◆ The exercise
Take the data below and repeat it exactly.

◆ Dataset rows
......
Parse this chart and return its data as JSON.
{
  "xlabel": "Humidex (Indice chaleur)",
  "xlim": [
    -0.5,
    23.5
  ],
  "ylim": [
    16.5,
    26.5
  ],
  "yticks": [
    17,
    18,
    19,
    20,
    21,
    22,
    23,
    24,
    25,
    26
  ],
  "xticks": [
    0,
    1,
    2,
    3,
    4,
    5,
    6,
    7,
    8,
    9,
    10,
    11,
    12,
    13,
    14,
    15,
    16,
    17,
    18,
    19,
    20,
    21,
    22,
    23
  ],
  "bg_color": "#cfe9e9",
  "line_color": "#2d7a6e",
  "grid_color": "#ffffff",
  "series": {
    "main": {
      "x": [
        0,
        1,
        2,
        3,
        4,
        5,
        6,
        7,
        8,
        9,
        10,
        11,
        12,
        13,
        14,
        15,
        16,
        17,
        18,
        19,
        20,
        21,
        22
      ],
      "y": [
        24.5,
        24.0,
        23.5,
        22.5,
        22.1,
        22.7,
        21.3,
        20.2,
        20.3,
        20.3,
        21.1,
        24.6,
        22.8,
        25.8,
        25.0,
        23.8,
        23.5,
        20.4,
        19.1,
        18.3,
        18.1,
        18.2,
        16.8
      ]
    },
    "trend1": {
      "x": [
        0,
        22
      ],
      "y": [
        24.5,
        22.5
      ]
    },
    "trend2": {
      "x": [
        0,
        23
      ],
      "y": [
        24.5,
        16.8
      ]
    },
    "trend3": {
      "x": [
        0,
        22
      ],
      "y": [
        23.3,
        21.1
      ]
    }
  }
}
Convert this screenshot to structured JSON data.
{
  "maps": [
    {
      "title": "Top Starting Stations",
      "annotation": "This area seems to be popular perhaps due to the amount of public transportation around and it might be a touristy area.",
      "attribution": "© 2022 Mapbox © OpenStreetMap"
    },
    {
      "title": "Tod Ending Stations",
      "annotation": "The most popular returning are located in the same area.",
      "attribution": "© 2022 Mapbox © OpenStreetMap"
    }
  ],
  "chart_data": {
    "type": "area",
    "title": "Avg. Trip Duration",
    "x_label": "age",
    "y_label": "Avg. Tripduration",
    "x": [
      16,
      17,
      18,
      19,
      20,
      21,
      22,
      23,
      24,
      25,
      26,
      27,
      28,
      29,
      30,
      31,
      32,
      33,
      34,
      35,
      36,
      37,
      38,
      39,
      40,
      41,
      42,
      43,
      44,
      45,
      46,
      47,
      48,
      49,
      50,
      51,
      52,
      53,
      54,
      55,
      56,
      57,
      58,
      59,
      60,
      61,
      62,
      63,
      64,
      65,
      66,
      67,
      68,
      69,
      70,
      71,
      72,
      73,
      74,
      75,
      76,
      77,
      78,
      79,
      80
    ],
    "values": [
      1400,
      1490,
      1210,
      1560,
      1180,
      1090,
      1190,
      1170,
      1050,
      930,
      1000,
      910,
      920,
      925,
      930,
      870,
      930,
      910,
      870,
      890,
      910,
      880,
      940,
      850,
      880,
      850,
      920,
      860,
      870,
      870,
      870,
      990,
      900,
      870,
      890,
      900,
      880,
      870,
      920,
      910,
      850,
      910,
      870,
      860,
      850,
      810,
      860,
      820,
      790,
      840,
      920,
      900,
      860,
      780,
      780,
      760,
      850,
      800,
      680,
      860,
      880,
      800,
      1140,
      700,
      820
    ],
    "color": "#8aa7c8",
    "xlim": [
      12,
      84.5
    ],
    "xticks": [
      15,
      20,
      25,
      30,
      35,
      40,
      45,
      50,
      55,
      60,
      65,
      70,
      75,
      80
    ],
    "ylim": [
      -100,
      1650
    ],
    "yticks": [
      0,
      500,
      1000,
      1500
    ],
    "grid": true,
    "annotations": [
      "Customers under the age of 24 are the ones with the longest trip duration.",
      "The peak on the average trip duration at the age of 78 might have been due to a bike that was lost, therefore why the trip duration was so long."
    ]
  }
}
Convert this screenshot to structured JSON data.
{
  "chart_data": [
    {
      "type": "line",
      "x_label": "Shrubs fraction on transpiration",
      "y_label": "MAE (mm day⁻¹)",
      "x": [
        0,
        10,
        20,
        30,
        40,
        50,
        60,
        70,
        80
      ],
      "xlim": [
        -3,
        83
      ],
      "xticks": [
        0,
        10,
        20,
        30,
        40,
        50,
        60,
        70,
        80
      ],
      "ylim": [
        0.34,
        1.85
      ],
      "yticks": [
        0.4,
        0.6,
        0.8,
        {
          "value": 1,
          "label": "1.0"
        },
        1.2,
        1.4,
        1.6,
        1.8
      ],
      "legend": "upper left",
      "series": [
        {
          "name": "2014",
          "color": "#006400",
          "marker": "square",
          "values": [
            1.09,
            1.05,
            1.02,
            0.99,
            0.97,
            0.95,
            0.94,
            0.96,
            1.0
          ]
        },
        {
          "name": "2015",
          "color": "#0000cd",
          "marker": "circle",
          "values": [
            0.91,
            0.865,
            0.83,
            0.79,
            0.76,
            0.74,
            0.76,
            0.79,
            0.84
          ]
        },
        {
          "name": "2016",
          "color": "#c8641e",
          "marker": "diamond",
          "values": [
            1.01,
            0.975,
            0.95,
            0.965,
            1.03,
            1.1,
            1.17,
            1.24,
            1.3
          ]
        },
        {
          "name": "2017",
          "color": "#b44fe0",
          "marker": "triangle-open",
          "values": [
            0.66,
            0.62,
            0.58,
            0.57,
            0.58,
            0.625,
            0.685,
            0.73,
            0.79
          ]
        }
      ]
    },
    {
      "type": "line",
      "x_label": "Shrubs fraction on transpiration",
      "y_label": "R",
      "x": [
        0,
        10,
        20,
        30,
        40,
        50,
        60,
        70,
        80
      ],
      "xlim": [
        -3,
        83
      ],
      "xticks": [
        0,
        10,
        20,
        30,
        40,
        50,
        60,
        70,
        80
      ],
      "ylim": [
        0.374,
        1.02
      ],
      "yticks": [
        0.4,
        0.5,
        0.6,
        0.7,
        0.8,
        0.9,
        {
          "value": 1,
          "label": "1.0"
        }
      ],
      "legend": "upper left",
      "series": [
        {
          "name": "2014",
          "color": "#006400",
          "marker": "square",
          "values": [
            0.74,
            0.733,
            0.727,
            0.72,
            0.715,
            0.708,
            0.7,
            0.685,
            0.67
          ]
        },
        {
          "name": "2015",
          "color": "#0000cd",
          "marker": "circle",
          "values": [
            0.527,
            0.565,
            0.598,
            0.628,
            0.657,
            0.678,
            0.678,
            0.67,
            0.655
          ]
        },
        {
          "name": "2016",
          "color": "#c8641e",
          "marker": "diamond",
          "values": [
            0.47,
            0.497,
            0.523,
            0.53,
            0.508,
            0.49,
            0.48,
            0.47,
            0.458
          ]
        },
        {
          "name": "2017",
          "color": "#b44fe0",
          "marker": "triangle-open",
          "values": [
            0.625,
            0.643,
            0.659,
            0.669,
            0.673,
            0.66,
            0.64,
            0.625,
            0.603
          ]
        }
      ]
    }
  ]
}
......
◆ Finished exercise
Parse this chart and return its data as JSON.
{
  "xlabel": "Humidex (Indice chaleur)",
  "xlim": [
    -0.5,
    23.5
  ],
  "ylim": [
    16.5,
    26.5
  ],
  "yticks": [
    17,
    18,
    19,
    20,
    21,
    22,
    23,
    24,
    25,
    26
  ],
  "xticks": [
    0,
    1,
    2,
    3,
    4,
    5,
    6,
    7,
    8,
    9,
    10,
    11,
    12,
    13,
    14,
    15,
    16,
    17,
    18,
    19,
    20,
    21,
    22,
    23
  ],
  "bg_color": "#cfe9e9",
  "line_color": "#2d7a6e",
  "grid_color": "#ffffff",
  "series": {
    "main": {
      "x": [
        0,
        1,
        2,
        3,
        4,
        5,
        6,
        7,
        8,
        9,
        10,
        11,
        12,
        13,
        14,
        15,
        16,
        17,
        18,
        19,
        20,
        21,
        22
      ],
      "y": [
        24.5,
        24.0,
        23.5,
        22.5,
        22.1,
        22.7,
        21.3,
        20.2,
        20.3,
        20.3,
        21.1,
        24.6,
        22.8,
        25.8,
        25.0,
        23.8,
        23.5,
        20.4,
        19.1,
        18.3,
        18.1,
        18.2,
        16.8
      ]
    },
    "trend1": {
      "x": [
        0,
        22
      ],
      "y": [
        24.5,
        22.5
      ]
    },
    "trend2": {
      "x": [
        0,
        23
      ],
      "y": [
        24.5,
        16.8
      ]
    },
    "trend3": {
      "x": [
        0,
        22
      ],
      "y": [
        23.3,
        21.1
      ]
    }
  }
}
Convert this screenshot to structured JSON data.
{
  "maps": [
    {
      "title": "Top Starting Stations",
      "annotation": "This area seems to be popular perhaps due to the amount of public transportation around and it might be a touristy area.",
      "attribution": "© 2022 Mapbox © OpenStreetMap"
    },
    {
      "title": "Tod Ending Stations",
      "annotation": "The most popular returning are located in the same area.",
      "attribution": "© 2022 Mapbox © OpenStreetMap"
    }
  ],
  "chart_data": {
    "type": "area",
    "title": "Avg. Trip Duration",
    "x_label": "age",
    "y_label": "Avg. Tripduration",
    "x": [
      16,
      17,
      18,
      19,
      20,
      21,
      22,
      23,
      24,
      25,
      26,
      27,
      28,
      29,
      30,
      31,
      32,
      33,
      34,
      35,
      36,
      37,
      38,
      39,
      40,
      41,
      42,
      43,
      44,
      45,
      46,
      47,
      48,
      49,
      50,
      51,
      52,
      53,
      54,
      55,
      56,
      57,
      58,
      59,
      60,
      61,
      62,
      63,
      64,
      65,
      66,
      67,
      68,
      69,
      70,
      71,
      72,
      73,
      74,
      75,
      76,
      77,
      78,
      79,
      80
    ],
    "values": [
      1400,
      1490,
      1210,
      1560,
      1180,
      1090,
      1190,
      1170,
      1050,
      930,
      1000,
      910,
      920,
      925,
      930,
      870,
      930,
      910,
      870,
      890,
      910,
      880,
      940,
      850,
      880,
      850,
      920,
      860,
      870,
      870,
      870,
      990,
      900,
      870,
      890,
      900,
      880,
      870,
      920,
      910,
      850,
      910,
      870,
      860,
      850,
      810,
      860,
      820,
      790,
      840,
      920,
      900,
      860,
      780,
      780,
      760,
      850,
      800,
      680,
      860,
      880,
      800,
      1140,
      700,
      820
    ],
    "color": "#8aa7c8",
    "xlim": [
      12,
      84.5
    ],
    "xticks": [
      15,
      20,
      25,
      30,
      35,
      40,
      45,
      50,
      55,
      60,
      65,
      70,
      75,
      80
    ],
    "ylim": [
      -100,
      1650
    ],
    "yticks": [
      0,
      500,
      1000,
      1500
    ],
    "grid": true,
    "annotations": [
      "Customers under the age of 24 are the ones with the longest trip duration.",
      "The peak on the average trip duration at the age of 78 might have been due to a bike that was lost, therefore why the trip duration was so long."
    ]
  }
}
Convert this screenshot to structured JSON data.
{
  "chart_data": [
    {
      "type": "line",
      "x_label": "Shrubs fraction on transpiration",
      "y_label": "MAE (mm day⁻¹)",
      "x": [
        0,
        10,
        20,
        30,
        40,
        50,
        60,
        70,
        80
      ],
      "xlim": [
        -3,
        83
      ],
      "xticks": [
        0,
        10,
        20,
        30,
        40,
        50,
        60,
        70,
        80
      ],
      "ylim": [
        0.34,
        1.85
      ],
      "yticks": [
        0.4,
        0.6,
        0.8,
        {
          "value": 1,
          "label": "1.0"
        },
        1.2,
        1.4,
        1.6,
        1.8
      ],
      "legend": "upper left",
      "series": [
        {
          "name": "2014",
          "color": "#006400",
          "marker": "square",
          "values": [
            1.09,
            1.05,
            1.02,
            0.99,
            0.97,
            0.95,
            0.94,
            0.96,
            1.0
          ]
        },
        {
          "name": "2015",
          "color": "#0000cd",
          "marker": "circle",
          "values": [
            0.91,
            0.865,
            0.83,
            0.79,
            0.76,
            0.74,
            0.76,
            0.79,
            0.84
          ]
        },
        {
          "name": "2016",
          "color": "#c8641e",
          "marker": "diamond",
          "values": [
            1.01,
            0.975,
            0.95,
            0.965,
            1.03,
            1.1,
            1.17,
            1.24,
            1.3
          ]
        },
        {
          "name": "2017",
          "color": "#b44fe0",
          "marker": "triangle-open",
          "values": [
            0.66,
            0.62,
            0.58,
            0.57,
            0.58,
            0.625,
            0.685,
            0.73,
            0.79
          ]
        }
      ]
    },
    {
      "type": "line",
      "x_label": "Shrubs fraction on transpiration",
      "y_label": "R",
      "x": [
        0,
        10,
        20,
        30,
        40,
        50,
        60,
        70,
        80
      ],
      "xlim": [
        -3,
        83
      ],
      "xticks": [
        0,
        10,
        20,
        30,
        40,
        50,
        60,
        70,
        80
      ],
      "ylim": [
        0.374,
        1.02
      ],
      "yticks": [
        0.4,
        0.5,
        0.6,
        0.7,
        0.8,
        0.9,
        {
          "value": 1,
          "label": "1.0"
        }
      ],
      "legend": "upper left",
      "series": [
        {
          "name": "2014",
          "color": "#006400",
          "marker": "square",
          "values": [
            0.74,
            0.733,
            0.727,
            0.72,
            0.715,
            0.708,
            0.7,
            0.685,
            0.67
          ]
        },
        {
          "name": "2015",
          "color": "#0000cd",
          "marker": "circle",
          "values": [
            0.527,
            0.565,
            0.598,
            0.628,
            0.657,
            0.678,
            0.678,
            0.67,
            0.655
          ]
        },
        {
          "name": "2016",
          "color": "#c8641e",
          "marker": "diamond",
          "values": [
            0.47,
            0.497,
            0.523,
            0.53,
            0.508,
            0.49,
            0.48,
            0.47,
            0.458
          ]
        },
        {
          "name": "2017",
          "color": "#b44fe0",
          "marker": "triangle-open",
          "values": [
            0.625,
            0.643,
            0.659,
            0.669,
            0.673,
            0.66,
            0.64,
            0.625,
            0.603
          ]
        }
      ]
    }
  ]
}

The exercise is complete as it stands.